Collected data entries
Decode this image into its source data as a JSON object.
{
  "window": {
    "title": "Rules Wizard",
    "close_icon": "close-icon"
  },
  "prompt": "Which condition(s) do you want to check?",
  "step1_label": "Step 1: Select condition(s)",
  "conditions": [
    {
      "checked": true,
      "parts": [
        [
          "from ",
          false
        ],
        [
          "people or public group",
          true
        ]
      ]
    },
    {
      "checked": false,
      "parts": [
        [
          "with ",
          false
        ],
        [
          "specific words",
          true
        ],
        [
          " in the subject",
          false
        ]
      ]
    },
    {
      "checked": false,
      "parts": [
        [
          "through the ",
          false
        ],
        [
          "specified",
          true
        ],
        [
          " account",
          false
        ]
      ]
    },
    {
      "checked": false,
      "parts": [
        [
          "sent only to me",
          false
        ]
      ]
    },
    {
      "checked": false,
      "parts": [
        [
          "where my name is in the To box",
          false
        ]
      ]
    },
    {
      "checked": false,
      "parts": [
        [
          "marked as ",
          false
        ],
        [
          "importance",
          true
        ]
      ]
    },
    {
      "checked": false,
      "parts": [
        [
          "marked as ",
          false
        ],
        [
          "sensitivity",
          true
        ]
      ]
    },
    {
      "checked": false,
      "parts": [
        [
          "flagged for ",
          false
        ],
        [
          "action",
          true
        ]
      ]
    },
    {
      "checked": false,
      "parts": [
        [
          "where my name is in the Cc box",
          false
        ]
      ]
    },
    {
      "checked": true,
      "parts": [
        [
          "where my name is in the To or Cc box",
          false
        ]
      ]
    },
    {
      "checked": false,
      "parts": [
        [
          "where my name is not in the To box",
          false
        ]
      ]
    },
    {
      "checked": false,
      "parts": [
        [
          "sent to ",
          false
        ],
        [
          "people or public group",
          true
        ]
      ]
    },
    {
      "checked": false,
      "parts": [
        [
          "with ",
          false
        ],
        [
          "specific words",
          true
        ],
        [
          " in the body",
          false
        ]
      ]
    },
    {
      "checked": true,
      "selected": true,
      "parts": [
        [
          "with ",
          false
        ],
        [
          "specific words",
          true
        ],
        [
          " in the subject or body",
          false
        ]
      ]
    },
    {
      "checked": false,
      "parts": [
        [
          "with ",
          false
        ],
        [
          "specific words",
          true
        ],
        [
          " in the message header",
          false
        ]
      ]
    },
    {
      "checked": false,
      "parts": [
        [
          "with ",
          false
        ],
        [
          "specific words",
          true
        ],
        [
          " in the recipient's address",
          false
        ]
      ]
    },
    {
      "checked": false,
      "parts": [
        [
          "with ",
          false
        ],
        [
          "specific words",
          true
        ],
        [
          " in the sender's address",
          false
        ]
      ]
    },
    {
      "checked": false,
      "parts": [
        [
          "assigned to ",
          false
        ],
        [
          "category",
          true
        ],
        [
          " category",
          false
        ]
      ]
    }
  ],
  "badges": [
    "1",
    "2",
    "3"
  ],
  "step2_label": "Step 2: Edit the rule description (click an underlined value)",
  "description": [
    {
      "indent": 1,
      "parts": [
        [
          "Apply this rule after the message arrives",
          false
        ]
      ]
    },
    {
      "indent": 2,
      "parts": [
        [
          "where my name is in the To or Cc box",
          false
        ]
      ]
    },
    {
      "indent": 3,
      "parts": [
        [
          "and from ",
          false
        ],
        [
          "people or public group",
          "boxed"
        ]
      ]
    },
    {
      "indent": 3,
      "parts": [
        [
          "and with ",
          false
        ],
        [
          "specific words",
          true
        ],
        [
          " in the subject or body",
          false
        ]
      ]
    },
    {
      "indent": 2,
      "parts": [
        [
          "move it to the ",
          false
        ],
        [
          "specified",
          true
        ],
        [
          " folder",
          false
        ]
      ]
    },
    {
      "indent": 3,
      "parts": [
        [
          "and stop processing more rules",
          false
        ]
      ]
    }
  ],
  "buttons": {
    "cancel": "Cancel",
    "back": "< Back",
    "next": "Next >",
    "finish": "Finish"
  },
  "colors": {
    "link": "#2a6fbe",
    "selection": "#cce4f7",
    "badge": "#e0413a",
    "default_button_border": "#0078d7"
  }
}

#### Given instruction
Write out the entries above word for word.

#### Finished answer
Decode this image into its source data as a JSON object.
{
  "window": {
    "title": "Rules Wizard",
    "close_icon": "close-icon"
  },
  "prompt": "Which condition(s) do you want to check?",
  "step1_label": "Step 1: Select condition(s)",
  "conditions": [
    {
      "checked": true,
      "parts": [
        [
          "from ",
          false
        ],
        [
          "people or public group",
          true
        ]
      ]
    },
    {
      "checked": false,
      "parts": [
        [
          "with ",
          false
        ],
        [
          "specific words",
          true
        ],
        [
          " in the subject",
          false
        ]
      ]
    },
    {
      "checked": false,
      "parts": [
        [
          "through the ",
          false
        ],
        [
          "specified",
          true
        ],
        [
          " account",
          false
        ]
      ]
    },
    {
      "checked": false,
      "parts": [
        [
          "sent only to me",
          false
        ]
      ]
    },
    {
      "checked": false,
      "parts": [
        [
          "where my name is in the To box",
          false
        ]
      ]
    },
    {
      "checked": false,
      "parts": [
        [
          "marked as ",
          false
        ],
        [
          "importance",
          true
        ]
      ]
    },
    {
      "checked": false,
      "parts": [
        [
          "marked as ",
          false
        ],
        [
          "sensitivity",
          true
        ]
      ]
    },
    {
      "checked": false,
      "parts": [
        [
          "flagged for ",
          false
        ],
        [
          "action",
          true
        ]
      ]
    },
    {
      "checked": false,
      "parts": [
        [
          "where my name is in the Cc box",
          false
        ]
      ]
    },
    {
      "checked": true,
      "parts": [
        [
          "where my name is in the To or Cc box",
          false
        ]
      ]
    },
    {
      "checked": false,
      "parts": [
        [
          "where my name is not in the To box",
          false
        ]
      ]
    },
    {
      "checked": false,
      "parts": [
        [
          "sent to ",
          false
        ],
        [
          "people or public group",
          true
        ]
      ]
    },
    {
      "checked": false,
      "parts": [
        [
          "with ",
          false
        ],
        [
          "specific words",
          true
        ],
        [
          " in the body",
          false
        ]
      ]
    },
    {
      "checked": true,
      "selected": true,
      "parts": [
        [
          "with ",
          false
        ],
        [
          "specific words",
          true
        ],
        [
          " in the subject or body",
          false
        ]
      ]
    },
    {
      "checked": false,
      "parts": [
        [
          "with ",
          false
        ],
        [
          "specific words",
          true
        ],
        [
          " in the message header",
          false
        ]
      ]
    },
    {
      "checked": false,
      "parts": [
        [
          "with ",
          false
        ],
        [
          "specific words",
          true
        ],
        [
          " in the recipient's address",
          false
        ]
      ]
    },
    {
      "checked": false,
      "parts": [
        [
          "with ",
          false
        ],
        [
          "specific words",
          true
        ],
        [
          " in the sender's address",
          false
        ]
      ]
    },
    {
      "checked": false,
      "parts": [
        [
          "assigned to ",
          false
        ],
        [
          "category",
          true
        ],
        [
          " category",
          false
        ]
      ]
    }
  ],
  "badges": [
    "1",
    "2",
    "3"
  ],
  "step2_label": "Step 2: Edit the rule description (click an underlined value)",
  "description": [
    {
      "indent": 1,
      "parts": [
        [
          "Apply this rule after the message arrives",
          false
        ]
      ]
    },
    {
      "indent": 2,
      "parts": [
        [
          "where my name is in the To or Cc box",
          false
        ]
      ]
    },
    {
      "indent": 3,
      "parts": [
        [
          "and from ",
          false
        ],
        [
          "people or public group",
          "boxed"
        ]
      ]
    },
    {
      "indent": 3,
      "parts": [
        [
          "and with ",
          false
        ],
        [
          "specific words",
          true
        ],
        [
          " in the subject or body",
          false
        ]
      ]
    },
    {
      "indent": 2,
      "parts": [
        [
          "move it to the ",
          false
        ],
        [
          "specified",
          true
        ],
        [
          " folder",
          false
        ]
      ]
    },
    {
      "indent": 3,
      "parts": [
        [
          "and stop processing more rules",
          false
        ]
      ]
    }
  ],
  "buttons": {
    "cancel": "Cancel",
    "back": "< Back",
    "next": "Next >",
    "finish": "Finish"
  },
  "colors": {
    "link": "#2a6fbe",
    "selection": "#cce4f7",
    "badge": "#e0413a",
    "default_button_border": "#0078d7"
  }
}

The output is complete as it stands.